PROMPT: Comb through the entries for "mich" and pull out each line that holds it.

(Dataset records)
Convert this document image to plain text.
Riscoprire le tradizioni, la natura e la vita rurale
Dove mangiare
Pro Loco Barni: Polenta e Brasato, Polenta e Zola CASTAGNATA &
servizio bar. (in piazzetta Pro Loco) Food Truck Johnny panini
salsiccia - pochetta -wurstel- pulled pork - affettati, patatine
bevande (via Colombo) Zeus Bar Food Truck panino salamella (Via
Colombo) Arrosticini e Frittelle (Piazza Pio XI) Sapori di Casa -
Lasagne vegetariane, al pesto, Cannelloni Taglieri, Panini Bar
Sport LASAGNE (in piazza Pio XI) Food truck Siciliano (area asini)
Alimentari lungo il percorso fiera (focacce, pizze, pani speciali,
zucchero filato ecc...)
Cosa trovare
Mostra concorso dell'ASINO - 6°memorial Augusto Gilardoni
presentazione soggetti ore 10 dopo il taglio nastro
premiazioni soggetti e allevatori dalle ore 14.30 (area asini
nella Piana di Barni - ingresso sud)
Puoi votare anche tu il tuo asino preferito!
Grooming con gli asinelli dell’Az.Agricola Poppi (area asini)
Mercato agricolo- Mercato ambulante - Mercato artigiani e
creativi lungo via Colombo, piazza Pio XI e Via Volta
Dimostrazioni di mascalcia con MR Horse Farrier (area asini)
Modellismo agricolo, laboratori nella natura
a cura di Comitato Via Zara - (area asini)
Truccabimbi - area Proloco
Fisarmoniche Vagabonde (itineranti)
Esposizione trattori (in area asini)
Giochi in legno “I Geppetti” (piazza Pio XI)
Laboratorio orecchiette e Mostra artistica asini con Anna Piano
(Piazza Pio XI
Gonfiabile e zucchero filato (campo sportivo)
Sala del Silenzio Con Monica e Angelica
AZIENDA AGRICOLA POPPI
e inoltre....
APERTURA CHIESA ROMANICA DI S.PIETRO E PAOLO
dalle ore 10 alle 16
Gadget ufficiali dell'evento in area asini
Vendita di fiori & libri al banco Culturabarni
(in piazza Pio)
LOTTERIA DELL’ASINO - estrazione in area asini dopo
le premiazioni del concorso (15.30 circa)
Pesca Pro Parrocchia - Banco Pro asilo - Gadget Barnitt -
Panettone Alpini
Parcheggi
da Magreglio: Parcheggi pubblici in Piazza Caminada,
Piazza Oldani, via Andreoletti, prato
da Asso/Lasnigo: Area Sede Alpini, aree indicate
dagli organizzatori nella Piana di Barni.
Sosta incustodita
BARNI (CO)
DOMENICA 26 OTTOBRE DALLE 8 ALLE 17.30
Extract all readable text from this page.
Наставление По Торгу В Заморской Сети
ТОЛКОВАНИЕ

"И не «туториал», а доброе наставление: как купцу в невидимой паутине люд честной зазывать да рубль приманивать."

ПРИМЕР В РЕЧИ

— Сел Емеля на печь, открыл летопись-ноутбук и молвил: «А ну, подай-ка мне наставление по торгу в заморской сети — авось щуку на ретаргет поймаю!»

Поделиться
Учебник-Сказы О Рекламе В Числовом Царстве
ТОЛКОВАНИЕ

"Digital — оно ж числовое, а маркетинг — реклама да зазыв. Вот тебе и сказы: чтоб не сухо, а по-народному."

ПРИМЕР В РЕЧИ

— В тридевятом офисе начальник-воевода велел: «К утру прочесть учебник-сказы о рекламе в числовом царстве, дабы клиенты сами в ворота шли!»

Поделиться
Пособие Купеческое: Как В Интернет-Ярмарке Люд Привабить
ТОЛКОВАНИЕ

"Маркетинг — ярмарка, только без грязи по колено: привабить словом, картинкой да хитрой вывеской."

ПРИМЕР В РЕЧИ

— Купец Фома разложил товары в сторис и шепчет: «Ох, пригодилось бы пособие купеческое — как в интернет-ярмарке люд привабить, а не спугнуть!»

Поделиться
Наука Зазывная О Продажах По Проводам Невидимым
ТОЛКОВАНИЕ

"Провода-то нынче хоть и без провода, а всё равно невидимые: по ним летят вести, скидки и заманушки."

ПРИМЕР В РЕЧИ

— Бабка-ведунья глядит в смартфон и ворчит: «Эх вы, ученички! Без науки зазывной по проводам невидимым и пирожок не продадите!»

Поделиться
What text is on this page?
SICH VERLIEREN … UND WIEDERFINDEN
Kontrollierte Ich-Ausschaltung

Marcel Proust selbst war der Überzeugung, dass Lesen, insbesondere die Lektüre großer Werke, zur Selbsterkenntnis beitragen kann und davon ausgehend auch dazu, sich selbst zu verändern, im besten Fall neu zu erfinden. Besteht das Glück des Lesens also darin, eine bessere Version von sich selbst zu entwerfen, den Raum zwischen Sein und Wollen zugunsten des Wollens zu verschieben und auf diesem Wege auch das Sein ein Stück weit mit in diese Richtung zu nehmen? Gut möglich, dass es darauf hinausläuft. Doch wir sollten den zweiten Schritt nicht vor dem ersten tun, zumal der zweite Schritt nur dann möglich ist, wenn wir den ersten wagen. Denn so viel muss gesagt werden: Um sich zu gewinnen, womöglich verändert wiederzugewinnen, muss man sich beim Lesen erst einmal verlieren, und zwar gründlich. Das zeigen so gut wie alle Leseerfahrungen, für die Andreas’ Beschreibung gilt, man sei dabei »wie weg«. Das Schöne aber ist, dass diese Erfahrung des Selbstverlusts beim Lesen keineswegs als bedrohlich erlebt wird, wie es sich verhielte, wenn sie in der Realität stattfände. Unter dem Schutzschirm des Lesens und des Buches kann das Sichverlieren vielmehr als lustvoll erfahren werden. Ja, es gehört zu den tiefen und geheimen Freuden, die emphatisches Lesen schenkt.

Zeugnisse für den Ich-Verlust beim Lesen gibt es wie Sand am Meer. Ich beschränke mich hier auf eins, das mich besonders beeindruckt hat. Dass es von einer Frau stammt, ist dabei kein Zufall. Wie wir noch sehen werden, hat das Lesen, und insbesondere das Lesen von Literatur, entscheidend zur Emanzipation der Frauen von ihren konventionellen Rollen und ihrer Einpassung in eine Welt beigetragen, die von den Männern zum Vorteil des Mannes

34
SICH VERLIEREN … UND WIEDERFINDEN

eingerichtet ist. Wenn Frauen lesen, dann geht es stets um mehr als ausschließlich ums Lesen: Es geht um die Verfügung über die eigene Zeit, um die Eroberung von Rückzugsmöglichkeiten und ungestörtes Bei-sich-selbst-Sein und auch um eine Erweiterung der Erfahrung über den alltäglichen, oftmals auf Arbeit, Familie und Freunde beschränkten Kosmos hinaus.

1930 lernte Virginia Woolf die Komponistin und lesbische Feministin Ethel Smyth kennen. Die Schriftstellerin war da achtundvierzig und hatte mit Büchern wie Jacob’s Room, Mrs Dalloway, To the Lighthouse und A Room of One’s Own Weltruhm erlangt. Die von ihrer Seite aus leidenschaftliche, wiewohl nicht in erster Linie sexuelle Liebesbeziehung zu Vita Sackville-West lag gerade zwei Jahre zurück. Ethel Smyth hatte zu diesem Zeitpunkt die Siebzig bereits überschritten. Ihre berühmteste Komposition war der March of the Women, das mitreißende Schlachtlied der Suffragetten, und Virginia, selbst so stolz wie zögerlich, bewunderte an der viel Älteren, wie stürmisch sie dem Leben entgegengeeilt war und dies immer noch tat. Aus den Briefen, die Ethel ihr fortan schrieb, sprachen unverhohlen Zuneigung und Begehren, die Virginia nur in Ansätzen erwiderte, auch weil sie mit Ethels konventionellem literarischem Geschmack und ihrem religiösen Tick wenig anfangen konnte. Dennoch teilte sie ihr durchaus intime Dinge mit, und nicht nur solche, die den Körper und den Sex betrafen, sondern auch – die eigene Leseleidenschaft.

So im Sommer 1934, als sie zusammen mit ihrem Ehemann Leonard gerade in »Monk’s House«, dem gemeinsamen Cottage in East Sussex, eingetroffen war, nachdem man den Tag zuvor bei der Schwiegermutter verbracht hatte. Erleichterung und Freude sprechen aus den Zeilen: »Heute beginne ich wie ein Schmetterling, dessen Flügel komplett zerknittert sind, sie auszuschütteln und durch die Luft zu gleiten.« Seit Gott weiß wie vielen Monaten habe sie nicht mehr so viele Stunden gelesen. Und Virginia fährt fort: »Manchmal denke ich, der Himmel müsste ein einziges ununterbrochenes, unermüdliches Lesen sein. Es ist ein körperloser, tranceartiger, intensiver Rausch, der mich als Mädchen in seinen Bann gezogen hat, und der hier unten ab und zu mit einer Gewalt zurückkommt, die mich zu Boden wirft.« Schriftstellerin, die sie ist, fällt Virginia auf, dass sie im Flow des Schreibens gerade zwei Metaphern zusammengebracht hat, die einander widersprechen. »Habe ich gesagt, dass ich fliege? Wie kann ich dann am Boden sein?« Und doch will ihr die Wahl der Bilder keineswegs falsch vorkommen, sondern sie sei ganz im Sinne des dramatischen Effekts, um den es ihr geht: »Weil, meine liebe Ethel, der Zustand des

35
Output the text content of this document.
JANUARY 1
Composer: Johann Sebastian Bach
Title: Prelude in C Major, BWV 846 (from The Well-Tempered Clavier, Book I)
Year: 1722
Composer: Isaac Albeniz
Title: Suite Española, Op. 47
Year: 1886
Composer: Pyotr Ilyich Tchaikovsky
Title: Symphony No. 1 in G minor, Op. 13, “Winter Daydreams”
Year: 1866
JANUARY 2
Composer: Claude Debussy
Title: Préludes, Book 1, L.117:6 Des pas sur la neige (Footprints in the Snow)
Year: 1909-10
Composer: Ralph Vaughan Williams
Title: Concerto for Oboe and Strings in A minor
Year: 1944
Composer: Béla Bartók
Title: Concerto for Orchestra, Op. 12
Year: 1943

RESPONSE TO THE TASK:
Zeugnisse für den Ich-Verlust beim Lesen gibt es wie Sand am Meer. Ich beschränke mich hier auf eins, das mich besonders beeindruckt hat. Dass es von einer Frau stammt, ist dabei kein Zufall. Wie wir noch sehen werden, hat das Lesen, und insbesondere das Lesen von Literatur, entscheidend zur Emanzipation der Frauen von ihren konventionellen Rollen und ihrer Einpassung in eine Welt beigetragen, die von den Männern zum Vorteil des Mannes
So im Sommer 1934, als sie zusammen mit ihrem Ehemann Leonard gerade in »Monk’s House«, dem gemeinsamen Cottage in East Sussex, eingetroffen war, nachdem man den Tag zuvor bei der Schwiegermutter verbracht hatte. Erleichterung und Freude sprechen aus den Zeilen: »Heute beginne ich wie ein Schmetterling, dessen Flügel komplett zerknittert sind, sie auszuschütteln und durch die Luft zu gleiten.« Seit Gott weiß wie vielen Monaten habe sie nicht mehr so viele Stunden gelesen. Und Virginia fährt fort: »Manchmal denke ich, der Himmel müsste ein einziges ununterbrochenes, unermüdliches Lesen sein. Es ist ein körperloser, tranceartiger, intensiver Rausch, der mich als Mädchen in seinen Bann gezogen hat, und der hier unten ab und zu mit einer Gewalt zurückkommt, die mich zu Boden wirft.« Schriftstellerin, die sie ist, fällt Virginia auf, dass sie im Flow des Schreibens gerade zwei Metaphern zusammengebracht hat, die einander widersprechen. »Habe ich gesagt, dass ich fliege? Wie kann ich dann am Boden sein?« Und doch will ihr die Wahl der Bilder keineswegs falsch vorkommen, sondern sie sei ganz im Sinne des dramatischen Effekts, um den es ihr geht: »Weil, meine liebe Ethel, der Zustand des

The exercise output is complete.